----- Text to read -----

Studs and duds: September 2 – September 8

Semien has slugged .511 since 2019. Before then, his mark was .403. (Wikipedia).

Offensive stud: Marcus Semien (2B, Blue Jays). Semien had an All-Star-quality 2019 campaign, when he hit .285 with 33 home runs and 92 RBI, but he wasn’t selected to the elite roster.

Well, he finally got that All-Star call this season and has been playing like a veritable MVP over the past week. In 24 at-bats, he slashed .375/.483/1.042 with 5 home runs, 12 RBI and 6 runs scored; he now has 33 dingers, 90 RBI and 99 runs scored on the year as a whole.

The defensively adept 30-year-old has developed into one of the league’s premier middle infielders, with his slugging prowess reminiscent of Alex Rodriguez, Nomar Garciaparra, Miguel Tejada and — now that he is at second base — Jeff Kent and Alfonso Soriano.

If you believe Baseball-Reference, Semien is basically a carbon copy of the Phillies’ Didi Gregorius statistically, per their similarity scores. But, hey, Gregorius has never been an Offensive Stud.

Honorable mention: Frank Schwindel (1B, Cubs; .414/.469/.724, 3 HR, 9 RBI).

Offensive dud: Gio Urshela (3B, Yankees). Urshela was 2-for-9 with 2 errors and 2 Ks over the past week. I have written a poem:

Gio, oh Gio
Your offense makes me ill
I hope each day you won’t mess up
But my heart knows that you will.

A major leaguer, so you’re called;
It’s with New York you play
Though you strikeout and make us shout,
You’re in the lineup every day.

----- Items -----

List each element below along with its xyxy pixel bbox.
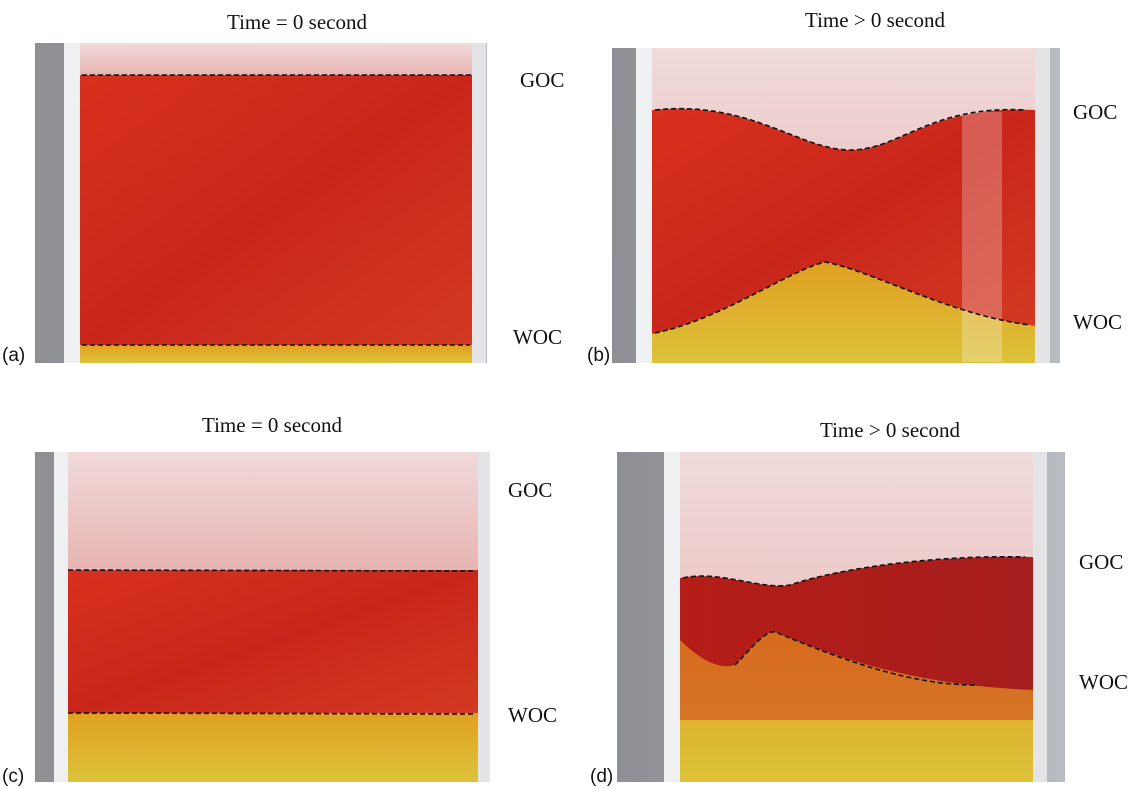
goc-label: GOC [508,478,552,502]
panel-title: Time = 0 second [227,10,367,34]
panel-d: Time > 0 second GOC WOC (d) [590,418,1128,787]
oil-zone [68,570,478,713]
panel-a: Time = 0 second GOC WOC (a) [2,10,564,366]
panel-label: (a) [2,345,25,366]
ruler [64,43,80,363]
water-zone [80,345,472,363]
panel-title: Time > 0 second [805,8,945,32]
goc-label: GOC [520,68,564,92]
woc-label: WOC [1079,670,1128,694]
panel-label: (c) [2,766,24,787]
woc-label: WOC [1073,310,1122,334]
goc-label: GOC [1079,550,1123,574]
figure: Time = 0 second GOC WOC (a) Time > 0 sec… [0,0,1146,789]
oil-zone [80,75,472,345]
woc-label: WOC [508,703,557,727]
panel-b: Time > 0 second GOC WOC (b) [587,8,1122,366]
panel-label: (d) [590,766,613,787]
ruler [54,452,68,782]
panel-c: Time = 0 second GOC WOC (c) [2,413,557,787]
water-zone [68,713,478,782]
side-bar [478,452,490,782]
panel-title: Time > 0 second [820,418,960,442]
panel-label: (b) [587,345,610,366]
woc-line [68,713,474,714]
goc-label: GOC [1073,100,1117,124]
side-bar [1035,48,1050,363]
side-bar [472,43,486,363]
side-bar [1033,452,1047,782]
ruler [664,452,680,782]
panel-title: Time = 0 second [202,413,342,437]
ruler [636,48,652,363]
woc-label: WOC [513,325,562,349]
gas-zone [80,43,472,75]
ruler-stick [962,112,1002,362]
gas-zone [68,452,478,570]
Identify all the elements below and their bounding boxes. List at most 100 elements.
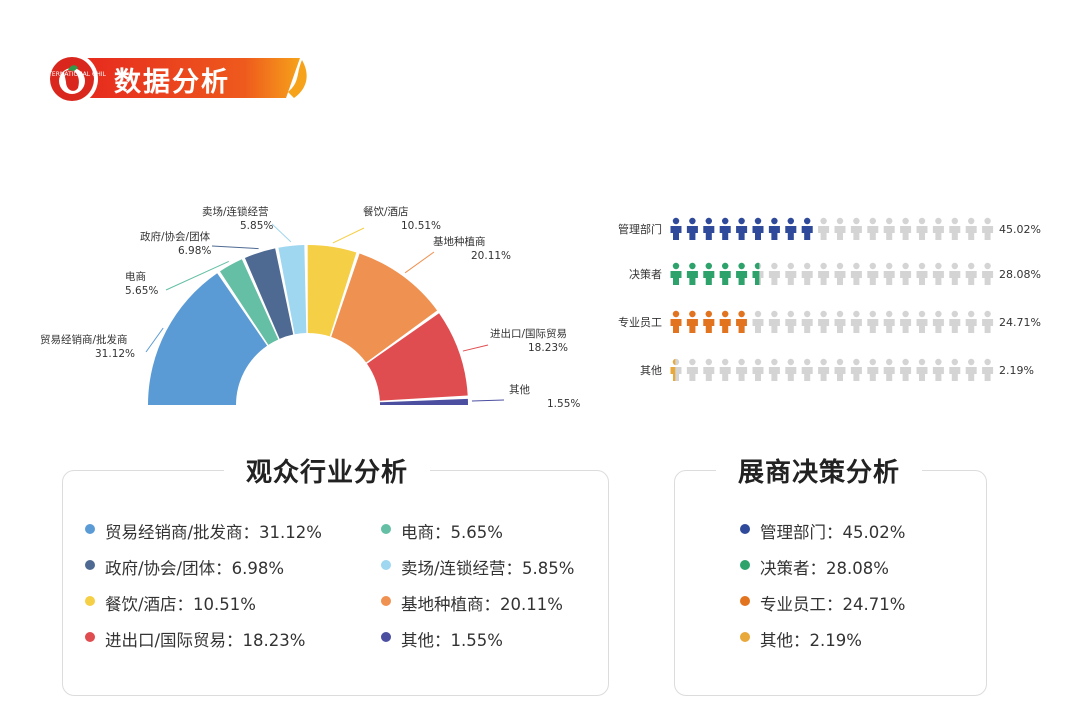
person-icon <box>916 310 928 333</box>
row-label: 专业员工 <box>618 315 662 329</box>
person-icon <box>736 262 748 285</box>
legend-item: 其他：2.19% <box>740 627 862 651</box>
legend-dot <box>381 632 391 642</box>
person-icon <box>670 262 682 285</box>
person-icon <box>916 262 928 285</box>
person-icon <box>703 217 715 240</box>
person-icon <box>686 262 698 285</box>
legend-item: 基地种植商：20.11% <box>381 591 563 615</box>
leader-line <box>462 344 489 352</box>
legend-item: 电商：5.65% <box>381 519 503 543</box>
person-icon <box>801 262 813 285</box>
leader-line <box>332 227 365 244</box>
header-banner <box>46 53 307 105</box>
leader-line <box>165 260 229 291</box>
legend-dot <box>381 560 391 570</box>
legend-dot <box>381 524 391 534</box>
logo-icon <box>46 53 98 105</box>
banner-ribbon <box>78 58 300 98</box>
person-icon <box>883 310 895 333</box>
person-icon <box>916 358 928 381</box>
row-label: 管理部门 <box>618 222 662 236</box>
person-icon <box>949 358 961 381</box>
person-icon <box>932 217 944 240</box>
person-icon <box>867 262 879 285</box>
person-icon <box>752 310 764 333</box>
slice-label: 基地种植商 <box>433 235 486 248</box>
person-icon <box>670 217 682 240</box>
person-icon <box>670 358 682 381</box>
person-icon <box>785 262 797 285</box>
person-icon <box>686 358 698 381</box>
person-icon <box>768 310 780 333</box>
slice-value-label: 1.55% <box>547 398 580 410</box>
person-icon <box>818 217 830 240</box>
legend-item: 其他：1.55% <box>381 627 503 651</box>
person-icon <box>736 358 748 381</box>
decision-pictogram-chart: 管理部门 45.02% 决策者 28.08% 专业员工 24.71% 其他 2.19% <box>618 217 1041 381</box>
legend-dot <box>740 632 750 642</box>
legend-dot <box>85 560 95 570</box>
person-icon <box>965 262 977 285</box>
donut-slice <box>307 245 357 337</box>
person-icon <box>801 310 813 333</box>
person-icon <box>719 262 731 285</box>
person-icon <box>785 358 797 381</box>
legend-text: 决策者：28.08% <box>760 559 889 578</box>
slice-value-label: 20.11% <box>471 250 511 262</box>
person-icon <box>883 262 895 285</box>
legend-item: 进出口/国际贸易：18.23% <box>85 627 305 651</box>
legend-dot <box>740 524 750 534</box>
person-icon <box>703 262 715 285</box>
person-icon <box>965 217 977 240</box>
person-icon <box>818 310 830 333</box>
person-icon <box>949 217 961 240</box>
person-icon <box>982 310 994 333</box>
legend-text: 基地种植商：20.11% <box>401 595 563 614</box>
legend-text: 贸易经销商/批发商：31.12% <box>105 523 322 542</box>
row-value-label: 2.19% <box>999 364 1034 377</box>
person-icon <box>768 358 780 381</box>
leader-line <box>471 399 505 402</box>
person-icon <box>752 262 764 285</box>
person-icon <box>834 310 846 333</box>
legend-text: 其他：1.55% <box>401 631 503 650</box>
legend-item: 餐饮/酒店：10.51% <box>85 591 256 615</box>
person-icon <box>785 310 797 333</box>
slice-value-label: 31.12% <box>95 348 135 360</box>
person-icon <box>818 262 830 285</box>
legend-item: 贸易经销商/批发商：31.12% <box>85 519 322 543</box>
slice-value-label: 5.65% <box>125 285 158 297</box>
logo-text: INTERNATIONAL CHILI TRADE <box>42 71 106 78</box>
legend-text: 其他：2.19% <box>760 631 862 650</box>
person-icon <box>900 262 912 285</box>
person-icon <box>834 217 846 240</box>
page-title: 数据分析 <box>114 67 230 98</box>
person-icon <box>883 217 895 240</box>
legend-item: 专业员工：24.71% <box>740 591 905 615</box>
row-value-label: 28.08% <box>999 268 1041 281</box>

-----

**Task instructions**
a – Decide whether each statement agrees with the baseball column, answering yes or no and quoting the words of the column that settle it: (i) Semien hit .285 with 33 home runs in 2019. (ii) Urshela went 3-for-9 over the past week. (iii) Semien was named an All-Star in 2019.
b – Output the lines of the records from the one containing "goc-label: GOC [508,478,552,502]" down to the one containing "water-zone [80,345,472,363]", both included, as a Markdown table. Use the columns Row and Entry, number the rows from 1, and leave out blank lines.
The baseball column and the records come from unrelated sources.

**Answers by task**
a –
(i) Yes: "he hit .285 with 33 home runs and 92 RBI"
(ii) No: "Urshela was 2-for-9 with 2 errors and 2 Ks over the past week"
(iii) No: "but he wasn’t selected to the elite roster"

b –
| Row | Entry |
|---|---|
| 1 | goc-label: GOC [508,478,552,502] |
| 2 | panel-title: Time = 0 second [227,10,367,34] |
| 3 | panel-d: Time > 0 second GOC WOC (d) [590,418,1128,787] |
| 4 | oil-zone [68,570,478,713] |
| 5 | panel-a: Time = 0 second GOC WOC (a) [2,10,564,366] |
| 6 | panel-label: (a) [2,345,25,366] |
| 7 | ruler [64,43,80,363] |
| 8 | water-zone [80,345,472,363] |